Direction: Repeat each entry as written, dropping any picture you find.

Data provided:
start
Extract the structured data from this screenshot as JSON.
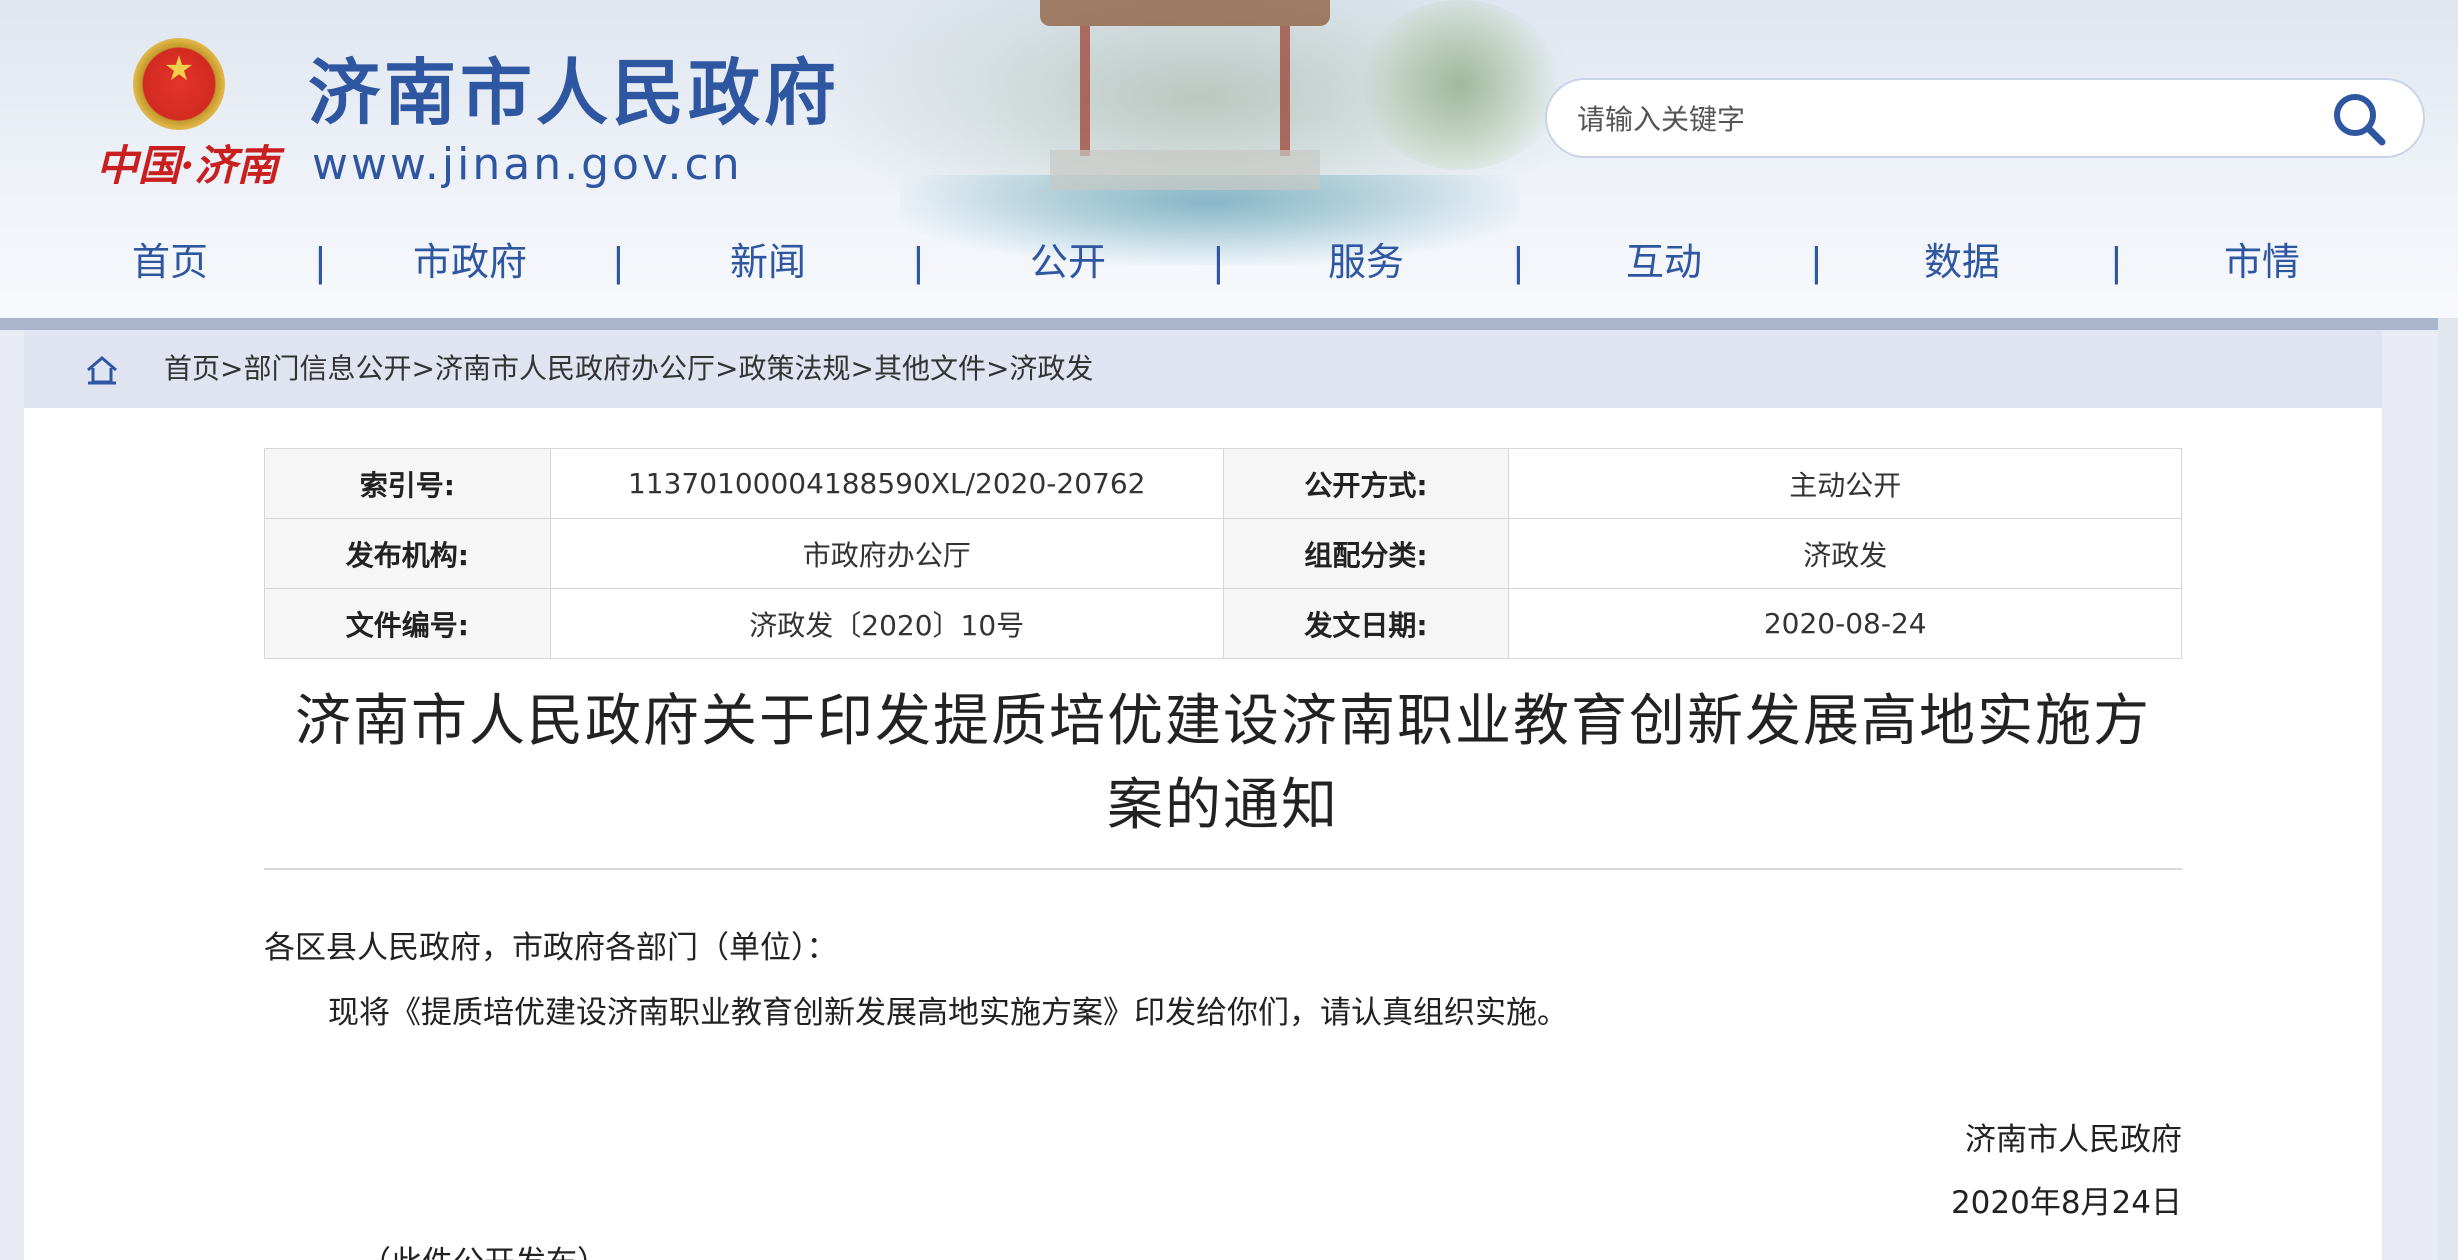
{
  "header": {
    "site_title": "济南市人民政府",
    "site_url": "www.jinan.gov.cn",
    "city_mark": "中国·济南",
    "search_placeholder": "请输入关键字"
  },
  "nav": {
    "items": [
      "首页",
      "市政府",
      "新闻",
      "公开",
      "服务",
      "互动",
      "数据",
      "市情"
    ],
    "separator": "|"
  },
  "breadcrumb": {
    "items": [
      "首页",
      "部门信息公开",
      "济南市人民政府办公厅",
      "政策法规",
      "其他文件",
      "济政发"
    ],
    "separator": ">"
  },
  "meta": {
    "index_label": "索引号:",
    "index_value": "11370100004188590XL/2020-20762",
    "method_label": "公开方式:",
    "method_value": "主动公开",
    "publisher_label": "发布机构:",
    "publisher_value": "市政府办公厅",
    "category_label": "组配分类:",
    "category_value": "济政发",
    "docno_label": "文件编号:",
    "docno_value": "济政发〔2020〕10号",
    "date_label": "发文日期:",
    "date_value": "2020-08-24"
  },
  "document": {
    "title_line1": "济南市人民政府关于印发提质培优建设济南职业教育创新发展高地实施方",
    "title_line2": "案的通知",
    "salutation": "各区县人民政府，市政府各部门（单位）：",
    "body": "现将《提质培优建设济南职业教育创新发展高地实施方案》印发给你们，请认真组织实施。",
    "sign_org": "济南市人民政府",
    "sign_date": "2020年8月24日",
    "footnote": "（此件公开发布）"
  }
}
end
Written solution:
Extract the structured data from this screenshot as JSON.
{
  "header": {
    "site_title": "济南市人民政府",
    "site_url": "www.jinan.gov.cn",
    "city_mark": "中国·济南",
    "search_placeholder": "请输入关键字"
  },
  "nav": {
    "items": [
      "首页",
      "市政府",
      "新闻",
      "公开",
      "服务",
      "互动",
      "数据",
      "市情"
    ],
    "separator": "|"
  },
  "breadcrumb": {
    "items": [
      "首页",
      "部门信息公开",
      "济南市人民政府办公厅",
      "政策法规",
      "其他文件",
      "济政发"
    ],
    "separator": ">"
  },
  "meta": {
    "index_label": "索引号:",
    "index_value": "11370100004188590XL/2020-20762",
    "method_label": "公开方式:",
    "method_value": "主动公开",
    "publisher_label": "发布机构:",
    "publisher_value": "市政府办公厅",
    "category_label": "组配分类:",
    "category_value": "济政发",
    "docno_label": "文件编号:",
    "docno_value": "济政发〔2020〕10号",
    "date_label": "发文日期:",
    "date_value": "2020-08-24"
  },
  "document": {
    "title_line1": "济南市人民政府关于印发提质培优建设济南职业教育创新发展高地实施方",
    "title_line2": "案的通知",
    "salutation": "各区县人民政府，市政府各部门（单位）：",
    "body": "现将《提质培优建设济南职业教育创新发展高地实施方案》印发给你们，请认真组织实施。",
    "sign_org": "济南市人民政府",
    "sign_date": "2020年8月24日",
    "footnote": "（此件公开发布）"
  }
}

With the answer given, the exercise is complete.